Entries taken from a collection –
= = = = =

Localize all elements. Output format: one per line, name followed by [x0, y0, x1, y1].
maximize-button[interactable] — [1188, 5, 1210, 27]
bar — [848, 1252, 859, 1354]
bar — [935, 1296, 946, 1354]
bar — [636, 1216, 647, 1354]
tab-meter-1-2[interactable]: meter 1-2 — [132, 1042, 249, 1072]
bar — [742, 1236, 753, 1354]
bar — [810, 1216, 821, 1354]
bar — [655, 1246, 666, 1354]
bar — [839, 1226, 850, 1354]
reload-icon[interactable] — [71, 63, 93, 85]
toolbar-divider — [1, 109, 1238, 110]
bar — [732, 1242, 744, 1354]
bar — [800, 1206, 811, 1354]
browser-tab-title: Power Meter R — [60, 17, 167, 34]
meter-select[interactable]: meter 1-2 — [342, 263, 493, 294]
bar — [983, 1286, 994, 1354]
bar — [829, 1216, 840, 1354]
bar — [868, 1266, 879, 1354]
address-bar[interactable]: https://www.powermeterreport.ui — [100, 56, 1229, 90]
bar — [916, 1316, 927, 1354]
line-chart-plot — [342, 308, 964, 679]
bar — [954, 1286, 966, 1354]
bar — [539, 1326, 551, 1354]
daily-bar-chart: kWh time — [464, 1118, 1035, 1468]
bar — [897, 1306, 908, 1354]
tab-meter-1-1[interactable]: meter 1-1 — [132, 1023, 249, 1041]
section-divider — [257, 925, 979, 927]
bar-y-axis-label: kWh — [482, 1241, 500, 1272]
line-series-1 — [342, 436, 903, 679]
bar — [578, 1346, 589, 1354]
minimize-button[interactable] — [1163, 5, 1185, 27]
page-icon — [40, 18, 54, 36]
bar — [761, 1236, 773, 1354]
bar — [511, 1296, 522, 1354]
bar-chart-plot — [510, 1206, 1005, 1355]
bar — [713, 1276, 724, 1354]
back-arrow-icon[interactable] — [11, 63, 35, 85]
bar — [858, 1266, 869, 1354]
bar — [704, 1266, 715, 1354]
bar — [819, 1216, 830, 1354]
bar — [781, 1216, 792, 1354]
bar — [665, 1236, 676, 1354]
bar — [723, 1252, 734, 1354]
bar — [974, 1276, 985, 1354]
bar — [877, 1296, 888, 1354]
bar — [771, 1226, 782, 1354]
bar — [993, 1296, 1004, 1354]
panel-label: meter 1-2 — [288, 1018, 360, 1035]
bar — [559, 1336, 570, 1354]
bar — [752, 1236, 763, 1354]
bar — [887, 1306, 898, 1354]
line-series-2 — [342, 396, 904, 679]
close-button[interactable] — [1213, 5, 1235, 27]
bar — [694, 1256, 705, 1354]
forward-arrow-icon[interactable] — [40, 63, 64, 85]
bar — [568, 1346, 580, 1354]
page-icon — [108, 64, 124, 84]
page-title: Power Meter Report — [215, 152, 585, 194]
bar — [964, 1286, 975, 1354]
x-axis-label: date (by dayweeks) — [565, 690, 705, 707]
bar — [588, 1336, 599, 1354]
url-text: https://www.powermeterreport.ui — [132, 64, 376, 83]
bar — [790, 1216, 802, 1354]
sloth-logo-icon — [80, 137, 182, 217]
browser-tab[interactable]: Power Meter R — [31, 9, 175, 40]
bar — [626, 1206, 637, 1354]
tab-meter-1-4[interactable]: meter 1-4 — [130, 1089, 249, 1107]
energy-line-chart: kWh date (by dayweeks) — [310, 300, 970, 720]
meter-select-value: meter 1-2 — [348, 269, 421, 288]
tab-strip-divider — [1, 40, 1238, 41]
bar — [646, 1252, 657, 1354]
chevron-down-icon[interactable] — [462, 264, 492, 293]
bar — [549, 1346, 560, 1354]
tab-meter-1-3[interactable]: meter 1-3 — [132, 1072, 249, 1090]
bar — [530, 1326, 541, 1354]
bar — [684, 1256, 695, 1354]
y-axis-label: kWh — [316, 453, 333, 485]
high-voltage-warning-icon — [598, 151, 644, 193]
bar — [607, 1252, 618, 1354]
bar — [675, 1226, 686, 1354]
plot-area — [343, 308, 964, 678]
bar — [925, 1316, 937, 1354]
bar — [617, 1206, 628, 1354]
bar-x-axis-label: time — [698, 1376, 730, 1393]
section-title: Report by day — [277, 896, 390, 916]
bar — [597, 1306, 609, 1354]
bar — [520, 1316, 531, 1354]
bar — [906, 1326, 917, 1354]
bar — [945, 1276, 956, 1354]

= = = = =

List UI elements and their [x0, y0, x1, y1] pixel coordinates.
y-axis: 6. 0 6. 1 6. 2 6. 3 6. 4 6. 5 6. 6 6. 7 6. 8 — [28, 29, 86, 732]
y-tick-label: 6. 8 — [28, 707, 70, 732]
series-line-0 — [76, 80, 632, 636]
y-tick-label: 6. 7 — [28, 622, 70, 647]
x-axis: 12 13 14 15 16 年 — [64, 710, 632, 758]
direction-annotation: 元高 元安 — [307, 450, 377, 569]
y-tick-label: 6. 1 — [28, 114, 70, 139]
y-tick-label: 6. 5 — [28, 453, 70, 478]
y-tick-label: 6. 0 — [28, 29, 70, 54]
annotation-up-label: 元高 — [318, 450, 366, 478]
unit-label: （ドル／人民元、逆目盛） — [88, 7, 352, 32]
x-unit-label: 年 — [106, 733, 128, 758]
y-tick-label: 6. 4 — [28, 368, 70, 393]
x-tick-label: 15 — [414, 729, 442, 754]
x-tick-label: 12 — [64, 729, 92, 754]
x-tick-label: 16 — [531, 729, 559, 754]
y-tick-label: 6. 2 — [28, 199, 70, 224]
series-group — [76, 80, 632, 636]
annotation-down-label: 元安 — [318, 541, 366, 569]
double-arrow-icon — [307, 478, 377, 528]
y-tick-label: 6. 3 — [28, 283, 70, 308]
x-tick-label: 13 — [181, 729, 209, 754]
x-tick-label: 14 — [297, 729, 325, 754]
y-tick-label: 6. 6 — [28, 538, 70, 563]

= = = = =

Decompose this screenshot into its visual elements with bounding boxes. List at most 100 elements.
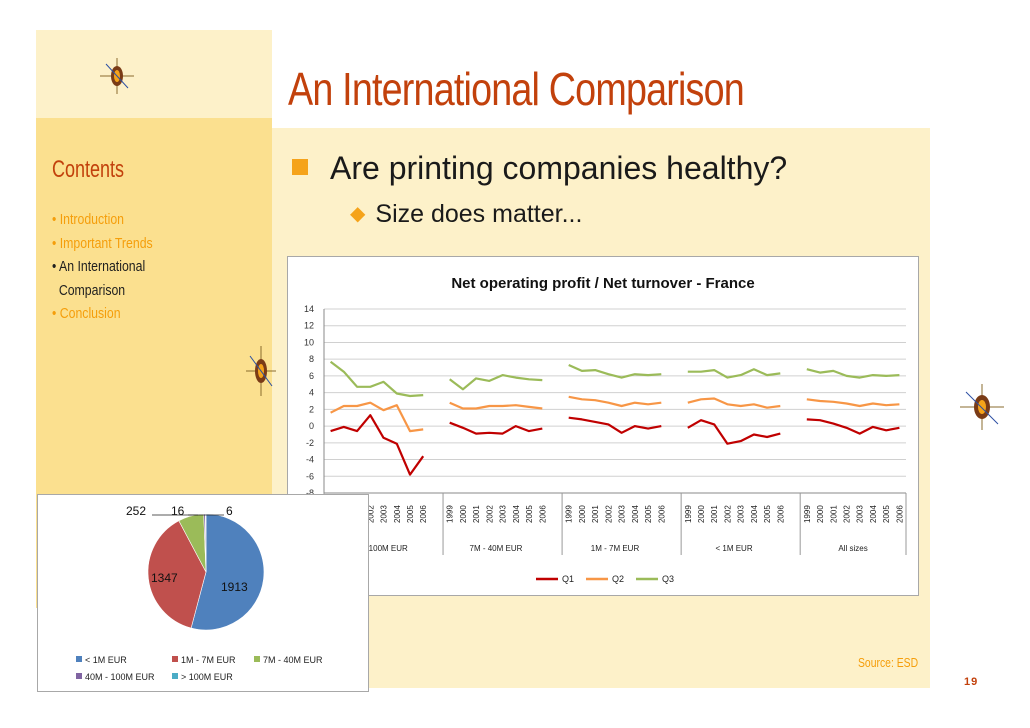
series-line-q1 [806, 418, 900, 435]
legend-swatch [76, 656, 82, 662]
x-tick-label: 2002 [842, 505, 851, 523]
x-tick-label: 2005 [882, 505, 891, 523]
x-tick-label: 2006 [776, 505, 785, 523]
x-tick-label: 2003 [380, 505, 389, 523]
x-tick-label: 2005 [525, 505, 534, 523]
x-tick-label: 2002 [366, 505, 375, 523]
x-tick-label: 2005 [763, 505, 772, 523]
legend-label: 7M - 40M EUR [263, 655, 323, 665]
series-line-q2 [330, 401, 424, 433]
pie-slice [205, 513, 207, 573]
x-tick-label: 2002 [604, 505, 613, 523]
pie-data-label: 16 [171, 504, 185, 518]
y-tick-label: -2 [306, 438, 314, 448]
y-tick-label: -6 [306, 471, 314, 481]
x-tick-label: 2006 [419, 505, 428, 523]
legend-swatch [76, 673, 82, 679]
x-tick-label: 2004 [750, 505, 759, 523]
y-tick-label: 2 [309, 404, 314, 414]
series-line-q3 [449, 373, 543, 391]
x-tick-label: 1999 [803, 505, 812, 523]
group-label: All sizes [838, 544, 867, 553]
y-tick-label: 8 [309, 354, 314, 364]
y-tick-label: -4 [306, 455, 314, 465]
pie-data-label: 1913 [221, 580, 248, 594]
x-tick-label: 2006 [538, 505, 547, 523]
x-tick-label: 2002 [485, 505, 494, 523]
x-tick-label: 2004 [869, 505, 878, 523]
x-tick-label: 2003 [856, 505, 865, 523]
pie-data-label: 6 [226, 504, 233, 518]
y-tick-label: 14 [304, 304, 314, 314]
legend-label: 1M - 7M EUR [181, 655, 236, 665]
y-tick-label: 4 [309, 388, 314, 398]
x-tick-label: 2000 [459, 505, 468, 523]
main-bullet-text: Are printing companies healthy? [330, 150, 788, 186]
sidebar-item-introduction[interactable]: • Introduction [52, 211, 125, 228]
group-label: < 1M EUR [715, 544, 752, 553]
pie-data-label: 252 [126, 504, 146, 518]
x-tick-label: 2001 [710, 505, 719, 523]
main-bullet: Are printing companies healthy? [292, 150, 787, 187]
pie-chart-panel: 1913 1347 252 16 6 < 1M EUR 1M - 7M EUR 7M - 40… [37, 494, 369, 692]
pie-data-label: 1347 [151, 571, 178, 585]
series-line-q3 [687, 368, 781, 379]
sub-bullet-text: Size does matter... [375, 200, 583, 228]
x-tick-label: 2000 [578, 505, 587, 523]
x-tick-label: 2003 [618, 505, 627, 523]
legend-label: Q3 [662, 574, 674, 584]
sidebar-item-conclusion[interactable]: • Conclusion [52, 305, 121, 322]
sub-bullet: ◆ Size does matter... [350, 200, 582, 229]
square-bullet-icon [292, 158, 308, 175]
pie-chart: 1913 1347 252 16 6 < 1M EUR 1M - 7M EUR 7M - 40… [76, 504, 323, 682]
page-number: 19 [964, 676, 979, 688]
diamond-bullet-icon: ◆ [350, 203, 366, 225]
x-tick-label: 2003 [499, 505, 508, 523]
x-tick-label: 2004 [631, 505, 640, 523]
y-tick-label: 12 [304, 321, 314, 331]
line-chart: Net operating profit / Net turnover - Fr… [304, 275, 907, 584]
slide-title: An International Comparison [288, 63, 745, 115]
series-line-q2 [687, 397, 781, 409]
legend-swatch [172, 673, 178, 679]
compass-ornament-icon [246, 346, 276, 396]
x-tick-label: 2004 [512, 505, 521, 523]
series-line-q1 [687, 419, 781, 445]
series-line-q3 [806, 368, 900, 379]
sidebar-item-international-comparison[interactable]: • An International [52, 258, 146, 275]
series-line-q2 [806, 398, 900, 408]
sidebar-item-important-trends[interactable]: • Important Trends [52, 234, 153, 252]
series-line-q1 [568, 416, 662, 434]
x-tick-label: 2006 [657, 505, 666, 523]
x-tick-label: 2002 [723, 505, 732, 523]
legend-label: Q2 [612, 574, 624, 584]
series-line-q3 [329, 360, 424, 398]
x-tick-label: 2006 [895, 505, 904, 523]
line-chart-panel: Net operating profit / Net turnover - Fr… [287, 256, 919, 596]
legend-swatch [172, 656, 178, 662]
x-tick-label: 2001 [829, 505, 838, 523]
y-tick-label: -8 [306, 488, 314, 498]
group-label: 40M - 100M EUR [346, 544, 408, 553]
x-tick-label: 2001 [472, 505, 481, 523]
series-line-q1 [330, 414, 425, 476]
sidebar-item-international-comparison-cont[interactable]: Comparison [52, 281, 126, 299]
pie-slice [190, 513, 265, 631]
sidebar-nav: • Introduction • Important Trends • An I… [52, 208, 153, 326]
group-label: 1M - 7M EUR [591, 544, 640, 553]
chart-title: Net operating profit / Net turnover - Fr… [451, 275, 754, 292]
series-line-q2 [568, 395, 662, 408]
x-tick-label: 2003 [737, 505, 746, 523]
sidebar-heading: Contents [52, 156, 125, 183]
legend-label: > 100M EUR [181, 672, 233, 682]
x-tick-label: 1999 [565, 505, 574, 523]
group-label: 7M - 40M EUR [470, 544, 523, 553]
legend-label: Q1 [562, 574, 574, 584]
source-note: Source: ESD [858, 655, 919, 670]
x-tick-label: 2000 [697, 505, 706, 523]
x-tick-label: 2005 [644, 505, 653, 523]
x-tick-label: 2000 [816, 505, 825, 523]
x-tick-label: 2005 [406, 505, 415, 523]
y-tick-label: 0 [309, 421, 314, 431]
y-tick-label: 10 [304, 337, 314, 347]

= = = = =

GIVEN INSTRUCTION – Please retype the rows from the line with "List UI elements" to the line with "x-tick-label: 16 — [531, 729, 559, 754]", both included.

TASK OUTPUT –
List UI elements and their [x0, y0, x1, y1] pixel coordinates.
y-axis: 6. 0 6. 1 6. 2 6. 3 6. 4 6. 5 6. 6 6. 7 6. 8 — [28, 29, 86, 732]
y-tick-label: 6. 8 — [28, 707, 70, 732]
series-line-0 — [76, 80, 632, 636]
y-tick-label: 6. 7 — [28, 622, 70, 647]
x-axis: 12 13 14 15 16 年 — [64, 710, 632, 758]
direction-annotation: 元高 元安 — [307, 450, 377, 569]
y-tick-label: 6. 1 — [28, 114, 70, 139]
y-tick-label: 6. 5 — [28, 453, 70, 478]
y-tick-label: 6. 0 — [28, 29, 70, 54]
annotation-up-label: 元高 — [318, 450, 366, 478]
unit-label: （ドル／人民元、逆目盛） — [88, 7, 352, 32]
x-unit-label: 年 — [106, 733, 128, 758]
y-tick-label: 6. 4 — [28, 368, 70, 393]
x-tick-label: 15 — [414, 729, 442, 754]
x-tick-label: 12 — [64, 729, 92, 754]
x-tick-label: 16 — [531, 729, 559, 754]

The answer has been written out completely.